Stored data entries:
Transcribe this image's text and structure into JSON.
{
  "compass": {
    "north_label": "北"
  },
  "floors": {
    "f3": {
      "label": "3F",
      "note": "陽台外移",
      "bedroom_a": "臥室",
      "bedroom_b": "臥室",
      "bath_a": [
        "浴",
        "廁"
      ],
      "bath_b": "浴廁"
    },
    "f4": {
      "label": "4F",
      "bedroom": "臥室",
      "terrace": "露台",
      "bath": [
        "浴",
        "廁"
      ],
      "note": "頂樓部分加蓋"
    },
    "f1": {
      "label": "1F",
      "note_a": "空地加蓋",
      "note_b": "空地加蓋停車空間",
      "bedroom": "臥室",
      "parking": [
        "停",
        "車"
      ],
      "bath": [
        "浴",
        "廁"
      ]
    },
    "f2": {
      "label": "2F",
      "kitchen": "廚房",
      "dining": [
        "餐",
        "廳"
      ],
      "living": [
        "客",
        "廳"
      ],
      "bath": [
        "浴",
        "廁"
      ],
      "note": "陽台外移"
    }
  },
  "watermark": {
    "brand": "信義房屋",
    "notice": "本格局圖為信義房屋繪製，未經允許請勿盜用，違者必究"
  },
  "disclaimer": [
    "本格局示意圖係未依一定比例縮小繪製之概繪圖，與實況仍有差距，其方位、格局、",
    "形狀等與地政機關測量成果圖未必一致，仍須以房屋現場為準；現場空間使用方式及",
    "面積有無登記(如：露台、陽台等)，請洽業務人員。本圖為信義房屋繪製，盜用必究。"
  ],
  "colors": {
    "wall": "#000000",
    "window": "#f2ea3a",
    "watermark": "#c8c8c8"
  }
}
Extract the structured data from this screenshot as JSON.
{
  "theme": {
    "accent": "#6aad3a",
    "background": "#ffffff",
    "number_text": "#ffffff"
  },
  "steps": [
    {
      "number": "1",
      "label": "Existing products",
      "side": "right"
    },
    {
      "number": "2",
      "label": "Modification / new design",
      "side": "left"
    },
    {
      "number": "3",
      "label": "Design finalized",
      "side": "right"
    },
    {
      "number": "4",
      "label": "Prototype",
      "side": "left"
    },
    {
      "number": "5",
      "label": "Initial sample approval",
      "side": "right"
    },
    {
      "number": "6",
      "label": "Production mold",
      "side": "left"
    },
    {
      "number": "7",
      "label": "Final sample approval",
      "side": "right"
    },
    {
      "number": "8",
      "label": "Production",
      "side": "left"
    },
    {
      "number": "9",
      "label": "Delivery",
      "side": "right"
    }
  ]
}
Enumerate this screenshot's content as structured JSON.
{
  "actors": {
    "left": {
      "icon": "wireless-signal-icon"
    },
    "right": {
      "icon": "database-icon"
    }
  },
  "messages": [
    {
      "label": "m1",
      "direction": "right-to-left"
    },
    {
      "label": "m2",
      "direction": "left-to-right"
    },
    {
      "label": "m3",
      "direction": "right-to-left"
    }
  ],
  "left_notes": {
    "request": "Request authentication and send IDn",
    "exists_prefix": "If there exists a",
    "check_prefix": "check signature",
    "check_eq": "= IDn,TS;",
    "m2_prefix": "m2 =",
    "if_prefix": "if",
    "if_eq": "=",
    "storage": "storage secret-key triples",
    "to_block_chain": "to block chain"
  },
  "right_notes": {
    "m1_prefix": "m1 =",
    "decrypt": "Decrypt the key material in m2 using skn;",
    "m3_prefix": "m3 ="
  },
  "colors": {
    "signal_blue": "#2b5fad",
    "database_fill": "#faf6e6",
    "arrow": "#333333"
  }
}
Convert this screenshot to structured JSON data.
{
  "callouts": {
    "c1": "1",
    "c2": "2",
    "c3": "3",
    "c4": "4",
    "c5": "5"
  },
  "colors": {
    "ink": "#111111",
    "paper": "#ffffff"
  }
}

* What the exercise asks: Repeat every record, exactly as written.

* Task result:
Transcribe this image's text and structure into JSON.
{
  "compass": {
    "north_label": "北"
  },
  "floors": {
    "f3": {
      "label": "3F",
      "note": "陽台外移",
      "bedroom_a": "臥室",
      "bedroom_b": "臥室",
      "bath_a": [
        "浴",
        "廁"
      ],
      "bath_b": "浴廁"
    },
    "f4": {
      "label": "4F",
      "bedroom": "臥室",
      "terrace": "露台",
      "bath": [
        "浴",
        "廁"
      ],
      "note": "頂樓部分加蓋"
    },
    "f1": {
      "label": "1F",
      "note_a": "空地加蓋",
      "note_b": "空地加蓋停車空間",
      "bedroom": "臥室",
      "parking": [
        "停",
        "車"
      ],
      "bath": [
        "浴",
        "廁"
      ]
    },
    "f2": {
      "label": "2F",
      "kitchen": "廚房",
      "dining": [
        "餐",
        "廳"
      ],
      "living": [
        "客",
        "廳"
      ],
      "bath": [
        "浴",
        "廁"
      ],
      "note": "陽台外移"
    }
  },
  "watermark": {
    "brand": "信義房屋",
    "notice": "本格局圖為信義房屋繪製，未經允許請勿盜用，違者必究"
  },
  "disclaimer": [
    "本格局示意圖係未依一定比例縮小繪製之概繪圖，與實況仍有差距，其方位、格局、",
    "形狀等與地政機關測量成果圖未必一致，仍須以房屋現場為準；現場空間使用方式及",
    "面積有無登記(如：露台、陽台等)，請洽業務人員。本圖為信義房屋繪製，盜用必究。"
  ],
  "colors": {
    "wall": "#000000",
    "window": "#f2ea3a",
    "watermark": "#c8c8c8"
  }
}
Extract the structured data from this screenshot as JSON.
{
  "theme": {
    "accent": "#6aad3a",
    "background": "#ffffff",
    "number_text": "#ffffff"
  },
  "steps": [
    {
      "number": "1",
      "label": "Existing products",
      "side": "right"
    },
    {
      "number": "2",
      "label": "Modification / new design",
      "side": "left"
    },
    {
      "number": "3",
      "label": "Design finalized",
      "side": "right"
    },
    {
      "number": "4",
      "label": "Prototype",
      "side": "left"
    },
    {
      "number": "5",
      "label": "Initial sample approval",
      "side": "right"
    },
    {
      "number": "6",
      "label": "Production mold",
      "side": "left"
    },
    {
      "number": "7",
      "label": "Final sample approval",
      "side": "right"
    },
    {
      "number": "8",
      "label": "Production",
      "side": "left"
    },
    {
      "number": "9",
      "label": "Delivery",
      "side": "right"
    }
  ]
}
Enumerate this screenshot's content as structured JSON.
{
  "actors": {
    "left": {
      "icon": "wireless-signal-icon"
    },
    "right": {
      "icon": "database-icon"
    }
  },
  "messages": [
    {
      "label": "m1",
      "direction": "right-to-left"
    },
    {
      "label": "m2",
      "direction": "left-to-right"
    },
    {
      "label": "m3",
      "direction": "right-to-left"
    }
  ],
  "left_notes": {
    "request": "Request authentication and send IDn",
    "exists_prefix": "If there exists a",
    "check_prefix": "check signature",
    "check_eq": "= IDn,TS;",
    "m2_prefix": "m2 =",
    "if_prefix": "if",
    "if_eq": "=",
    "storage": "storage secret-key triples",
    "to_block_chain": "to block chain"
  },
  "right_notes": {
    "m1_prefix": "m1 =",
    "decrypt": "Decrypt the key material in m2 using skn;",
    "m3_prefix": "m3 ="
  },
  "colors": {
    "signal_blue": "#2b5fad",
    "database_fill": "#faf6e6",
    "arrow": "#333333"
  }
}
Convert this screenshot to structured JSON data.
{
  "callouts": {
    "c1": "1",
    "c2": "2",
    "c3": "3",
    "c4": "4",
    "c5": "5"
  },
  "colors": {
    "ink": "#111111",
    "paper": "#ffffff"
  }
}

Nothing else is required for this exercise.